* Start MATERIAL FOR THIS TASK *

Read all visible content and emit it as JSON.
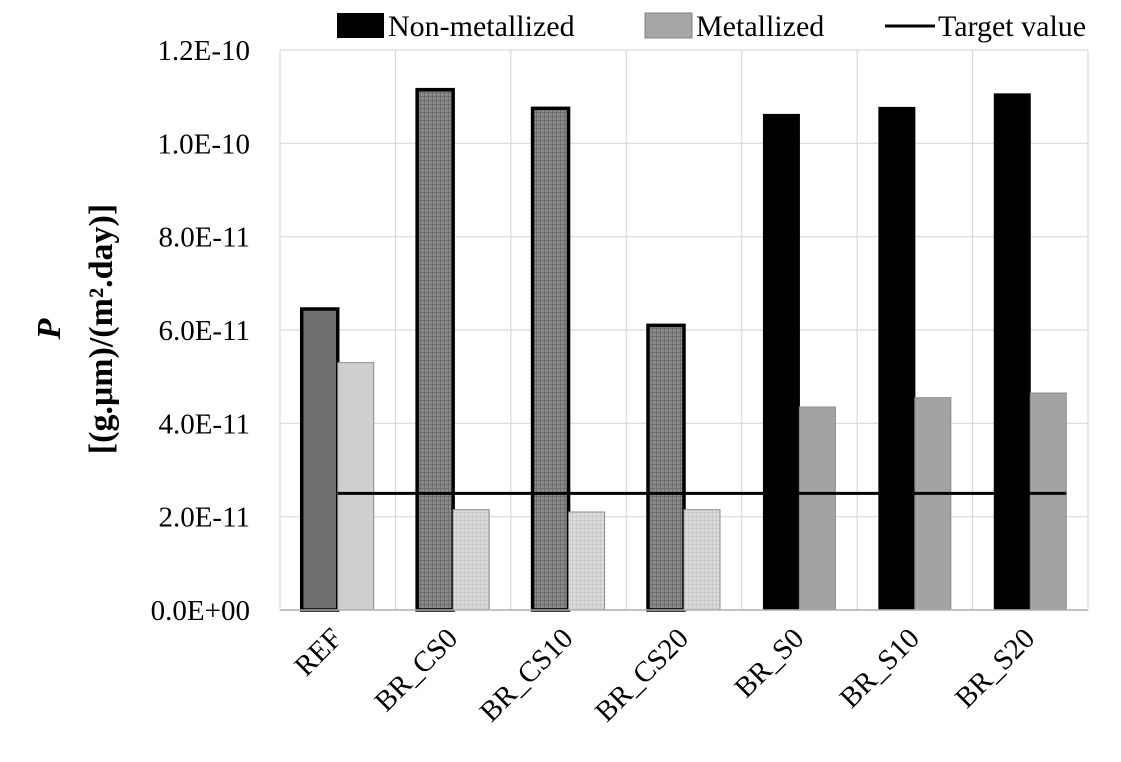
{
  "chart_data": {
    "type": "bar",
    "ylabel": "P",
    "ylabel_unit": "[(g.μm)/(m².day)]",
    "categories": [
      "REF",
      "BR_CS0",
      "BR_CS10",
      "BR_CS20",
      "BR_S0",
      "BR_S10",
      "BR_S20"
    ],
    "series": [
      {
        "name": "Non-metallized",
        "values": [
          6.45e-11,
          1.115e-10,
          1.075e-10,
          6.1e-11,
          1.062e-10,
          1.077e-10,
          1.106e-10
        ],
        "color": "#000000"
      },
      {
        "name": "Metallized",
        "values": [
          5.3e-11,
          2.15e-11,
          2.1e-11,
          2.15e-11,
          4.35e-11,
          4.55e-11,
          4.65e-11
        ],
        "color": "#a6a6a6"
      },
      {
        "name": "Target value",
        "type": "line",
        "value": 2.5e-11,
        "color": "#000000"
      }
    ],
    "bar_styles": [
      {
        "nonmet": "#6f6f6f",
        "met": "#cfcfcf"
      },
      {
        "nonmet": "#8a8a8a",
        "met": "#d8d8d8"
      },
      {
        "nonmet": "#8a8a8a",
        "met": "#d8d8d8"
      },
      {
        "nonmet": "#8a8a8a",
        "met": "#d8d8d8"
      },
      {
        "nonmet": "#000000",
        "met": "#a3a3a3"
      },
      {
        "nonmet": "#000000",
        "met": "#a3a3a3"
      },
      {
        "nonmet": "#000000",
        "met": "#a3a3a3"
      }
    ],
    "ylim": [
      0,
      1.2e-10
    ],
    "yticks": [
      0,
      2e-11,
      4e-11,
      6e-11,
      8e-11,
      1e-10,
      1.2e-10
    ],
    "ytick_labels": [
      "0.0E+00",
      "2.0E-11",
      "4.0E-11",
      "6.0E-11",
      "8.0E-11",
      "1.0E-10",
      "1.2E-10"
    ],
    "grid": true,
    "legend_position": "top"
  }
}
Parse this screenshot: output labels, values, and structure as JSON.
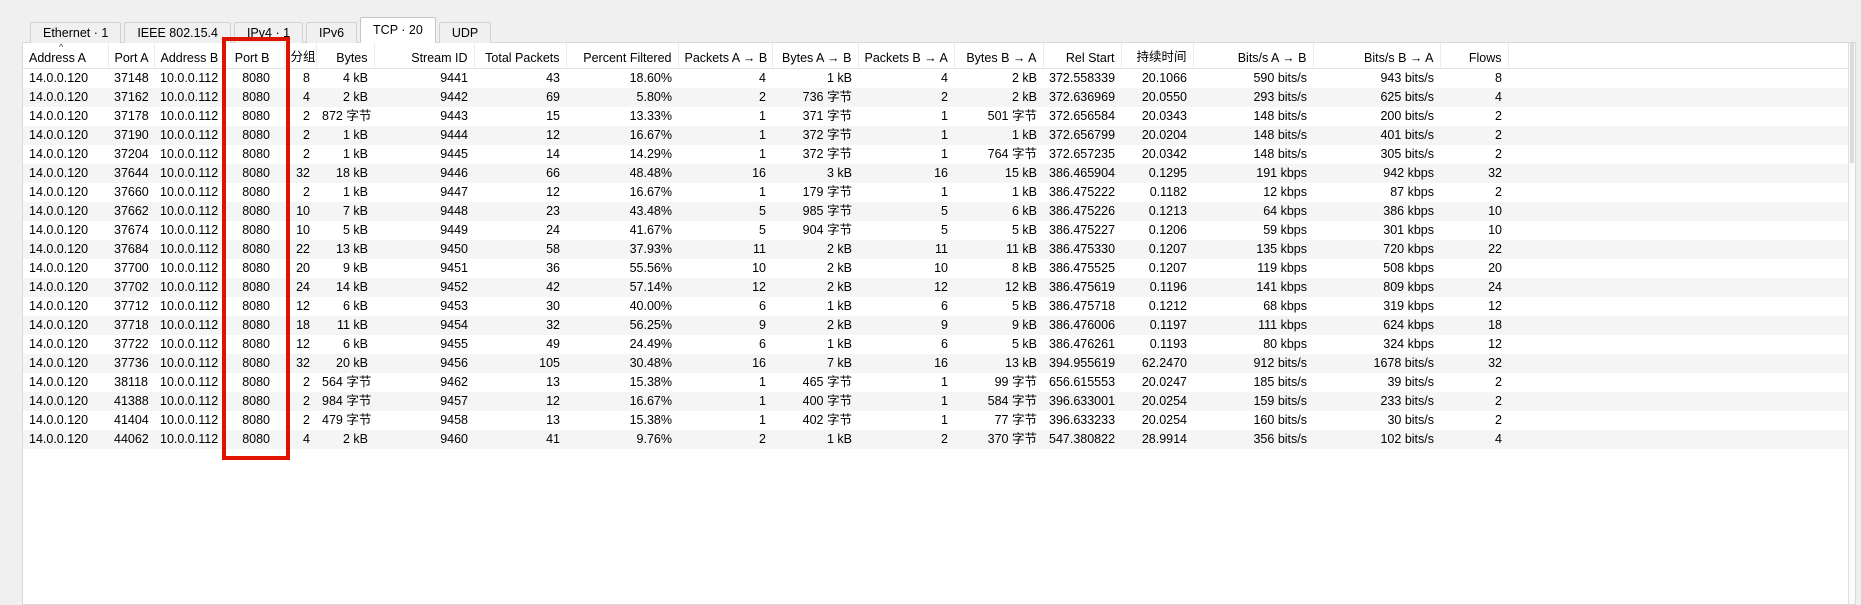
{
  "tabs": [
    {
      "label": "Ethernet · 1",
      "active": false
    },
    {
      "label": "IEEE 802.15.4",
      "active": false
    },
    {
      "label": "IPv4 · 1",
      "active": false
    },
    {
      "label": "IPv6",
      "active": false
    },
    {
      "label": "TCP · 20",
      "active": true
    },
    {
      "label": "UDP",
      "active": false
    }
  ],
  "table": {
    "columns": [
      "Address A",
      "Port A",
      "Address B",
      "Port B",
      "分组",
      "Bytes",
      "Stream ID",
      "Total Packets",
      "Percent Filtered",
      "Packets A → B",
      "Bytes A → B",
      "Packets B → A",
      "Bytes B → A",
      "Rel Start",
      "持续时间",
      "Bits/s A → B",
      "Bits/s B → A",
      "Flows"
    ],
    "sort_column": "Address A",
    "sort_indicator": "^",
    "rows": [
      [
        "14.0.0.120",
        "37148",
        "10.0.0.112",
        "8080",
        "8",
        "4 kB",
        "9441",
        "43",
        "18.60%",
        "4",
        "1 kB",
        "4",
        "2 kB",
        "372.558339",
        "20.1066",
        "590 bits/s",
        "943 bits/s",
        "8"
      ],
      [
        "14.0.0.120",
        "37162",
        "10.0.0.112",
        "8080",
        "4",
        "2 kB",
        "9442",
        "69",
        "5.80%",
        "2",
        "736 字节",
        "2",
        "2 kB",
        "372.636969",
        "20.0550",
        "293 bits/s",
        "625 bits/s",
        "4"
      ],
      [
        "14.0.0.120",
        "37178",
        "10.0.0.112",
        "8080",
        "2",
        "872 字节",
        "9443",
        "15",
        "13.33%",
        "1",
        "371 字节",
        "1",
        "501 字节",
        "372.656584",
        "20.0343",
        "148 bits/s",
        "200 bits/s",
        "2"
      ],
      [
        "14.0.0.120",
        "37190",
        "10.0.0.112",
        "8080",
        "2",
        "1 kB",
        "9444",
        "12",
        "16.67%",
        "1",
        "372 字节",
        "1",
        "1 kB",
        "372.656799",
        "20.0204",
        "148 bits/s",
        "401 bits/s",
        "2"
      ],
      [
        "14.0.0.120",
        "37204",
        "10.0.0.112",
        "8080",
        "2",
        "1 kB",
        "9445",
        "14",
        "14.29%",
        "1",
        "372 字节",
        "1",
        "764 字节",
        "372.657235",
        "20.0342",
        "148 bits/s",
        "305 bits/s",
        "2"
      ],
      [
        "14.0.0.120",
        "37644",
        "10.0.0.112",
        "8080",
        "32",
        "18 kB",
        "9446",
        "66",
        "48.48%",
        "16",
        "3 kB",
        "16",
        "15 kB",
        "386.465904",
        "0.1295",
        "191 kbps",
        "942 kbps",
        "32"
      ],
      [
        "14.0.0.120",
        "37660",
        "10.0.0.112",
        "8080",
        "2",
        "1 kB",
        "9447",
        "12",
        "16.67%",
        "1",
        "179 字节",
        "1",
        "1 kB",
        "386.475222",
        "0.1182",
        "12 kbps",
        "87 kbps",
        "2"
      ],
      [
        "14.0.0.120",
        "37662",
        "10.0.0.112",
        "8080",
        "10",
        "7 kB",
        "9448",
        "23",
        "43.48%",
        "5",
        "985 字节",
        "5",
        "6 kB",
        "386.475226",
        "0.1213",
        "64 kbps",
        "386 kbps",
        "10"
      ],
      [
        "14.0.0.120",
        "37674",
        "10.0.0.112",
        "8080",
        "10",
        "5 kB",
        "9449",
        "24",
        "41.67%",
        "5",
        "904 字节",
        "5",
        "5 kB",
        "386.475227",
        "0.1206",
        "59 kbps",
        "301 kbps",
        "10"
      ],
      [
        "14.0.0.120",
        "37684",
        "10.0.0.112",
        "8080",
        "22",
        "13 kB",
        "9450",
        "58",
        "37.93%",
        "11",
        "2 kB",
        "11",
        "11 kB",
        "386.475330",
        "0.1207",
        "135 kbps",
        "720 kbps",
        "22"
      ],
      [
        "14.0.0.120",
        "37700",
        "10.0.0.112",
        "8080",
        "20",
        "9 kB",
        "9451",
        "36",
        "55.56%",
        "10",
        "2 kB",
        "10",
        "8 kB",
        "386.475525",
        "0.1207",
        "119 kbps",
        "508 kbps",
        "20"
      ],
      [
        "14.0.0.120",
        "37702",
        "10.0.0.112",
        "8080",
        "24",
        "14 kB",
        "9452",
        "42",
        "57.14%",
        "12",
        "2 kB",
        "12",
        "12 kB",
        "386.475619",
        "0.1196",
        "141 kbps",
        "809 kbps",
        "24"
      ],
      [
        "14.0.0.120",
        "37712",
        "10.0.0.112",
        "8080",
        "12",
        "6 kB",
        "9453",
        "30",
        "40.00%",
        "6",
        "1 kB",
        "6",
        "5 kB",
        "386.475718",
        "0.1212",
        "68 kbps",
        "319 kbps",
        "12"
      ],
      [
        "14.0.0.120",
        "37718",
        "10.0.0.112",
        "8080",
        "18",
        "11 kB",
        "9454",
        "32",
        "56.25%",
        "9",
        "2 kB",
        "9",
        "9 kB",
        "386.476006",
        "0.1197",
        "111 kbps",
        "624 kbps",
        "18"
      ],
      [
        "14.0.0.120",
        "37722",
        "10.0.0.112",
        "8080",
        "12",
        "6 kB",
        "9455",
        "49",
        "24.49%",
        "6",
        "1 kB",
        "6",
        "5 kB",
        "386.476261",
        "0.1193",
        "80 kbps",
        "324 kbps",
        "12"
      ],
      [
        "14.0.0.120",
        "37736",
        "10.0.0.112",
        "8080",
        "32",
        "20 kB",
        "9456",
        "105",
        "30.48%",
        "16",
        "7 kB",
        "16",
        "13 kB",
        "394.955619",
        "62.2470",
        "912 bits/s",
        "1678 bits/s",
        "32"
      ],
      [
        "14.0.0.120",
        "38118",
        "10.0.0.112",
        "8080",
        "2",
        "564 字节",
        "9462",
        "13",
        "15.38%",
        "1",
        "465 字节",
        "1",
        "99 字节",
        "656.615553",
        "20.0247",
        "185 bits/s",
        "39 bits/s",
        "2"
      ],
      [
        "14.0.0.120",
        "41388",
        "10.0.0.112",
        "8080",
        "2",
        "984 字节",
        "9457",
        "12",
        "16.67%",
        "1",
        "400 字节",
        "1",
        "584 字节",
        "396.633001",
        "20.0254",
        "159 bits/s",
        "233 bits/s",
        "2"
      ],
      [
        "14.0.0.120",
        "41404",
        "10.0.0.112",
        "8080",
        "2",
        "479 字节",
        "9458",
        "13",
        "15.38%",
        "1",
        "402 字节",
        "1",
        "77 字节",
        "396.633233",
        "20.0254",
        "160 bits/s",
        "30 bits/s",
        "2"
      ],
      [
        "14.0.0.120",
        "44062",
        "10.0.0.112",
        "8080",
        "4",
        "2 kB",
        "9460",
        "41",
        "9.76%",
        "2",
        "1 kB",
        "2",
        "370 字节",
        "547.380822",
        "28.9914",
        "356 bits/s",
        "102 bits/s",
        "4"
      ]
    ]
  },
  "annotation": {
    "type": "red-rectangle",
    "highlighted_column": "Port B",
    "color": "#e01300"
  }
}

* End MATERIAL FOR THIS TASK *

== WHAT IS NEEDED ==
Copy out the lines that hold "JSON".

== OUTPUT BELOW ==
Read all visible content and emit it as JSON.
Parse this screenshot: output labels, values, and structure as JSON.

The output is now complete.